* _PASAJE CITADO_:
_ _ _ _ _
Todo lo anterior es cierto y puede complicar tácticamente los planes estratégicos de Washington, en especial con sus aliados. En particular, en Europa y en gran parte enfurecidos por su participación en el fiasco, se teme que el giro de Biden post Afganistán esté marcando el comienzo de una era más riesgosa de repliegue estadounidense, que podría envalentonar a sus adversarios, inquietar a sus aliados más vulnerables, socavar su impulso en materia de “derechos humanos” y echar por tierra algunas de las esperanzas de que Estados Unidos recupere un fuerte liderazgo mundial tras los cuatro años de mandato de Donald Trump.
Estados Unidos tomó la decisión de reducir sus pérdidas en una guerra de dos décadas con un costo financiero exorbitante y en gran medida imposible de ganar que, a lo sumo, se había convertido en algo marginal para sus intereses estratégicos fundamentales. Pero, desde otro punto de vista, hay que ver si esta decisión dañará la credibilidad de Estados Unidos en su principal área de interés estratégico: el Indo-Pacífico.
_ _ _ _ _
* _TAREAS REQUERIDAS_:
1) Enumere las consecuencias que, según el pasaje citado, podría traer la era de repliegue estadounidense que se teme en Europa.
2) ¿Qué región señala el pasaje citado como la principal área de interés estratégico de Estados Unidos?
3) Transcriba del pasaje citado el texto que va desde "Estados Unidos tomó" hasta "estratégico: el Indo-Pacífico.", ambos incluidos.

* _DATOS PROPORCIONADOS_:
_ _ _ _ _
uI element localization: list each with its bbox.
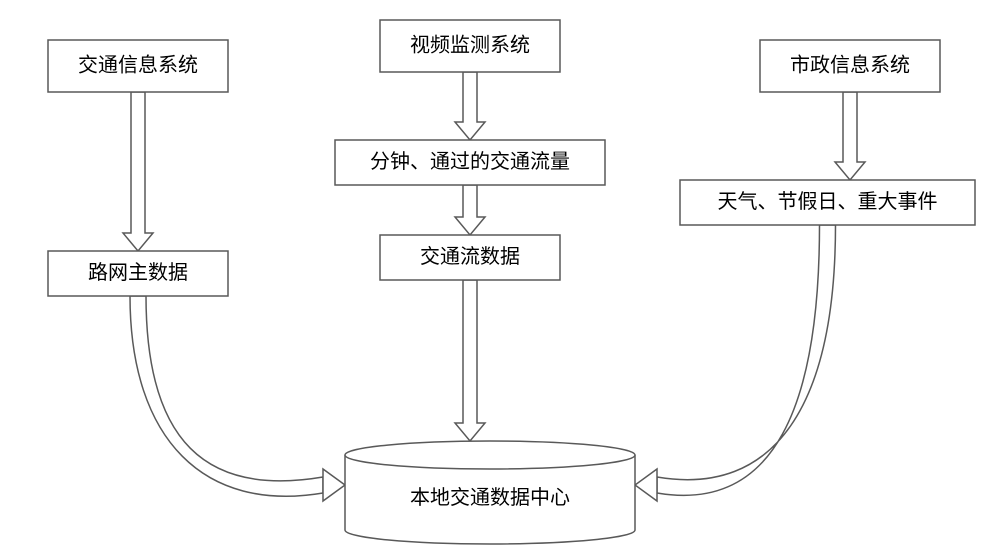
_ _ _ _ _
* _LISTA DE RESPUESTAS_:
1)
- Envalentonar a sus adversarios.
- Inquietar a sus aliados más vulnerables.
- Socavar su impulso en materia de "derechos humanos".
- Echar por tierra algunas de las esperanzas de que Estados Unidos recupere un fuerte liderazgo mundial tras los cuatro años de mandato de Donald Trump.

2) El Indo-Pacífico.

3)
Estados Unidos tomó la decisión de reducir sus pérdidas en una guerra de dos décadas con un costo financiero exorbitante y en gran medida imposible de ganar que, a lo sumo, se había convertido en algo marginal para sus intereses estratégicos fundamentales. Pero, desde otro punto de vista, hay que ver si esta decisión dañará la credibilidad de Estados Unidos en su principal área de interés estratégico: el Indo-Pacífico.